**Goal of the exercise**
Report how many lines contain "characters". The answer is a single number.

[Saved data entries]
=-=-=-=-=
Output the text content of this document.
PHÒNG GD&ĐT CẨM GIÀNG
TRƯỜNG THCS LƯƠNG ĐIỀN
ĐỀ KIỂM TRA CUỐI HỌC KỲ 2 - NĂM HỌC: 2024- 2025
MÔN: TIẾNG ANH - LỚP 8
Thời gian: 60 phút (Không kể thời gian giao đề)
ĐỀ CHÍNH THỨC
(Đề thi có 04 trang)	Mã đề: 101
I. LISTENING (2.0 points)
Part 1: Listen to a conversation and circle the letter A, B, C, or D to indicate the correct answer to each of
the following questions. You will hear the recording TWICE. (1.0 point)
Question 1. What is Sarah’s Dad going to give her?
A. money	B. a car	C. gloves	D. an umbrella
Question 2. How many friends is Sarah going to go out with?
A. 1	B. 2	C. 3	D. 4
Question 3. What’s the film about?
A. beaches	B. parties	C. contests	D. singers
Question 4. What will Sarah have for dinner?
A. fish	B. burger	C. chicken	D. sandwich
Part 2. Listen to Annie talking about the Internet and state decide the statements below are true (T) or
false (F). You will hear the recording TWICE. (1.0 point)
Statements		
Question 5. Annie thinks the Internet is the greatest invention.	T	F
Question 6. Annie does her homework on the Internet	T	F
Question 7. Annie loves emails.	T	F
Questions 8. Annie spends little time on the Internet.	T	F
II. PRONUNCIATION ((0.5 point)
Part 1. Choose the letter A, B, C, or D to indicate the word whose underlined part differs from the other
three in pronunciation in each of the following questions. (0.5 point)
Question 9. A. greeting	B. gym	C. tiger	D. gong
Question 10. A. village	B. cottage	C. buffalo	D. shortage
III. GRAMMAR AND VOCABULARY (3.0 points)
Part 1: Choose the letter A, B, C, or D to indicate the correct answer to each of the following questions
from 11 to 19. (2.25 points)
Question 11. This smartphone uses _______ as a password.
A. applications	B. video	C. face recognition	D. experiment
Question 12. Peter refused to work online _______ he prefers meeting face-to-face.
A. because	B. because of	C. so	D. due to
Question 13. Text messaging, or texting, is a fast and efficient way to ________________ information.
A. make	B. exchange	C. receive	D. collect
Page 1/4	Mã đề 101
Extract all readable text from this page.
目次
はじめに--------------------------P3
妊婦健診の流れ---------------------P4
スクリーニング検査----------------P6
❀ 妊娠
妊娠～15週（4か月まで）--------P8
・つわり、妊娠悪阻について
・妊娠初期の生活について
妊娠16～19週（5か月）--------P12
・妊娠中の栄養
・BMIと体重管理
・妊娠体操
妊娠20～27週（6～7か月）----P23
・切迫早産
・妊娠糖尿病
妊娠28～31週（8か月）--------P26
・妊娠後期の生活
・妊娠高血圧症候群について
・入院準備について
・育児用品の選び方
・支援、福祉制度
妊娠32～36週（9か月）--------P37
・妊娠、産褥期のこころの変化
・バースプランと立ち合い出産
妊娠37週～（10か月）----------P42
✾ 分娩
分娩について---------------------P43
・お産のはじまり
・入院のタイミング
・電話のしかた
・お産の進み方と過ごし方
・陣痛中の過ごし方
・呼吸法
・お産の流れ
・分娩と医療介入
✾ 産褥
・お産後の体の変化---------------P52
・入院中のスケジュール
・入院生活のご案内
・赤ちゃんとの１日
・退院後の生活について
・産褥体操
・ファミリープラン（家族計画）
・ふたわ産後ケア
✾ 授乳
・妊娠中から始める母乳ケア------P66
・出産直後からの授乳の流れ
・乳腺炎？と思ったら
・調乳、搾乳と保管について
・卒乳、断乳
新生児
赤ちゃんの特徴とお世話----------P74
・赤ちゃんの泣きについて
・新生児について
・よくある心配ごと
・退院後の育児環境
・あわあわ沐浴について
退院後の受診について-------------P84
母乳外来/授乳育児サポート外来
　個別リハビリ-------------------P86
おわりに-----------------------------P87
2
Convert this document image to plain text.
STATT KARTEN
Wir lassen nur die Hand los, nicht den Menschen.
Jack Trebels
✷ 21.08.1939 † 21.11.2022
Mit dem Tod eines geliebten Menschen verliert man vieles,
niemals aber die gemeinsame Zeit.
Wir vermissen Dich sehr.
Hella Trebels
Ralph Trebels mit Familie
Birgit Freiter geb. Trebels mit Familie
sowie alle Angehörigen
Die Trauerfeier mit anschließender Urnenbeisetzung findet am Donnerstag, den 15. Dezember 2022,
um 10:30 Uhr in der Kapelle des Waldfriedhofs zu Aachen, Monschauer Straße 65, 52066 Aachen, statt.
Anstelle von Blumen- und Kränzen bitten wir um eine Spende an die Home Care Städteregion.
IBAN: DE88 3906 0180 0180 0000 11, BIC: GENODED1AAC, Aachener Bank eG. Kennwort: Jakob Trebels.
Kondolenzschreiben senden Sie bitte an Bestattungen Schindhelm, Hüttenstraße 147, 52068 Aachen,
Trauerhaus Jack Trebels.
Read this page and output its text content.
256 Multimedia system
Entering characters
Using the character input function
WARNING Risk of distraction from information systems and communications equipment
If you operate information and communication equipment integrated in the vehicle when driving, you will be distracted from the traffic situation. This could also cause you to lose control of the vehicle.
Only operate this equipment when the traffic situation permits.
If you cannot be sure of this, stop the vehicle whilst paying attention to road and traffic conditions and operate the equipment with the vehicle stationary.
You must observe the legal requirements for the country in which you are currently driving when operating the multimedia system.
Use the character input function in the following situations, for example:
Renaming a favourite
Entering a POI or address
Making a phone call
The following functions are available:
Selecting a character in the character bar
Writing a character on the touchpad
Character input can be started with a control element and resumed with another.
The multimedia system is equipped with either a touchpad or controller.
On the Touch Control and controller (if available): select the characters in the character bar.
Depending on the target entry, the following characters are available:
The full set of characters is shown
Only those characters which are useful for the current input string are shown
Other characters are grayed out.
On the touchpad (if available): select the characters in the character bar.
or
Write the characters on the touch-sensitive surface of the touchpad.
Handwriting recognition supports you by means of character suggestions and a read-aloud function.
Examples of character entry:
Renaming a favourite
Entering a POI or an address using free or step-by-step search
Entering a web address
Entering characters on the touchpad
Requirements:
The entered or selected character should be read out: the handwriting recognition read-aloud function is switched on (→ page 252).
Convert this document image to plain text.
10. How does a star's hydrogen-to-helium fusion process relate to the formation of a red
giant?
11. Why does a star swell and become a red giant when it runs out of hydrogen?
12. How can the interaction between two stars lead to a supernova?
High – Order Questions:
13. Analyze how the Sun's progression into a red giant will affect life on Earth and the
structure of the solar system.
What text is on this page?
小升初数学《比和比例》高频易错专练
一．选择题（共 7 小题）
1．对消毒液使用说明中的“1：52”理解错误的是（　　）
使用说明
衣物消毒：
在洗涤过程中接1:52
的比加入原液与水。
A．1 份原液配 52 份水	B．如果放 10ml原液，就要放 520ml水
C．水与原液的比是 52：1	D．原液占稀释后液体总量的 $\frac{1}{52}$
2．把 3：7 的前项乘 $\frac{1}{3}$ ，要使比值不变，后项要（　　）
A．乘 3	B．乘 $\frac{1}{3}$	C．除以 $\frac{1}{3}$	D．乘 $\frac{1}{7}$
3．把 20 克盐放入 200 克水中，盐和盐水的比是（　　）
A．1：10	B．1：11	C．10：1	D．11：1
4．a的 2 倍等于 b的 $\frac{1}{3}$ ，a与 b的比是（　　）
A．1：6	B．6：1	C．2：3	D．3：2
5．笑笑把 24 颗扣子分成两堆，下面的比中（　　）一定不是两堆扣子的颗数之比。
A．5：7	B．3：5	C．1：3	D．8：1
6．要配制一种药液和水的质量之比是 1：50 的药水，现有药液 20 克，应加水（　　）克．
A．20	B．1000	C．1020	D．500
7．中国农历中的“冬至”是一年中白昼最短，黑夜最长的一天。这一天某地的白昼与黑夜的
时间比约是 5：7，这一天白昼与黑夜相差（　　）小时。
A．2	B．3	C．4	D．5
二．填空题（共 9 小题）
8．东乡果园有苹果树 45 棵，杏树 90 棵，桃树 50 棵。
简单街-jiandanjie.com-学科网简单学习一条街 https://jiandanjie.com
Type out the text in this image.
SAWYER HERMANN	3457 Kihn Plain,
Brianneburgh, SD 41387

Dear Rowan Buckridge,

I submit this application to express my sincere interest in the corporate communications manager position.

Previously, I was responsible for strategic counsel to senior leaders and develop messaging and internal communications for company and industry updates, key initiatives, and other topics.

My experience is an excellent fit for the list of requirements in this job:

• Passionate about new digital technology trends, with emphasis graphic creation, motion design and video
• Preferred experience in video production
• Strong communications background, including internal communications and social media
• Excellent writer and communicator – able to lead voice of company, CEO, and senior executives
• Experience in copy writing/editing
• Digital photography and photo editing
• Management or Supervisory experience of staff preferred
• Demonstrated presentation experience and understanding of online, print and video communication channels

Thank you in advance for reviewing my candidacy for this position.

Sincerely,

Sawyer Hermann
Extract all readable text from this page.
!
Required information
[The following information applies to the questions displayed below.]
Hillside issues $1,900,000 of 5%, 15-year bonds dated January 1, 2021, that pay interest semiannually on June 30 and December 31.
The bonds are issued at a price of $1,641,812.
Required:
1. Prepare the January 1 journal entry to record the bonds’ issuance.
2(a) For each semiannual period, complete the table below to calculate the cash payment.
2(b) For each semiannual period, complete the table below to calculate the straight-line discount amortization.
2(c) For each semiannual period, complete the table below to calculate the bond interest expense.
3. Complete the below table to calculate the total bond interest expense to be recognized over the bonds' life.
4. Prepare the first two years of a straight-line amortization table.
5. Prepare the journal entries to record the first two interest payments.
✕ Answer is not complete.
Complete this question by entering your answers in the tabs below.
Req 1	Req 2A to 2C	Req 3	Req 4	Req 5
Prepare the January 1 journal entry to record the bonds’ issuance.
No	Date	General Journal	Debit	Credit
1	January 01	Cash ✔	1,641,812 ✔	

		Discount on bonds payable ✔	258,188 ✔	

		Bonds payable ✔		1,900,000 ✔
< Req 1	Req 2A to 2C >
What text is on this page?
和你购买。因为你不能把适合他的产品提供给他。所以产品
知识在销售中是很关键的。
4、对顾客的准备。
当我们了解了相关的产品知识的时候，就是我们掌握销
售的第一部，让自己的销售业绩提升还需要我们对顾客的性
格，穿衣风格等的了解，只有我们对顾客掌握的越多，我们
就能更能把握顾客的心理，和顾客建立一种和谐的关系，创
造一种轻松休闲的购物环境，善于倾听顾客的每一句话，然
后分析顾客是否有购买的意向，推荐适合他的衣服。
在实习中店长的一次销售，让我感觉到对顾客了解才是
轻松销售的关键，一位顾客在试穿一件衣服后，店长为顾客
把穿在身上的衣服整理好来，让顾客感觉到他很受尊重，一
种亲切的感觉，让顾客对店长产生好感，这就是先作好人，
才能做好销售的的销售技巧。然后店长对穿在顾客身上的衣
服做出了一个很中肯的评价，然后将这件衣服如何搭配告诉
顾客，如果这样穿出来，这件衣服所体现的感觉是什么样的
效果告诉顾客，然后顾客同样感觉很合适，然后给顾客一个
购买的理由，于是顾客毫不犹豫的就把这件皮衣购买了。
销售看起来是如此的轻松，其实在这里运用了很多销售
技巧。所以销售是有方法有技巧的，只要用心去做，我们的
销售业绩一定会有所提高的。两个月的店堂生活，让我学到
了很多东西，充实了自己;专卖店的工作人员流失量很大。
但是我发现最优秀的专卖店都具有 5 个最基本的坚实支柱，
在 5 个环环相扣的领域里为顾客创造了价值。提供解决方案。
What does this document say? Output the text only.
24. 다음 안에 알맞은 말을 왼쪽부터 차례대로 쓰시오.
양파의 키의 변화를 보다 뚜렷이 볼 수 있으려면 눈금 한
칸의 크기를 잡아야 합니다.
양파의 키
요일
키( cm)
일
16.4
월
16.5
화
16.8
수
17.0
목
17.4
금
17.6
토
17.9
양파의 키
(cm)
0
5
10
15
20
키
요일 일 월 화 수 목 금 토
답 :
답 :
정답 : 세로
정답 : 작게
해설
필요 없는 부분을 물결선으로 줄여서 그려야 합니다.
=-=-=-=-=
**Finished task**
9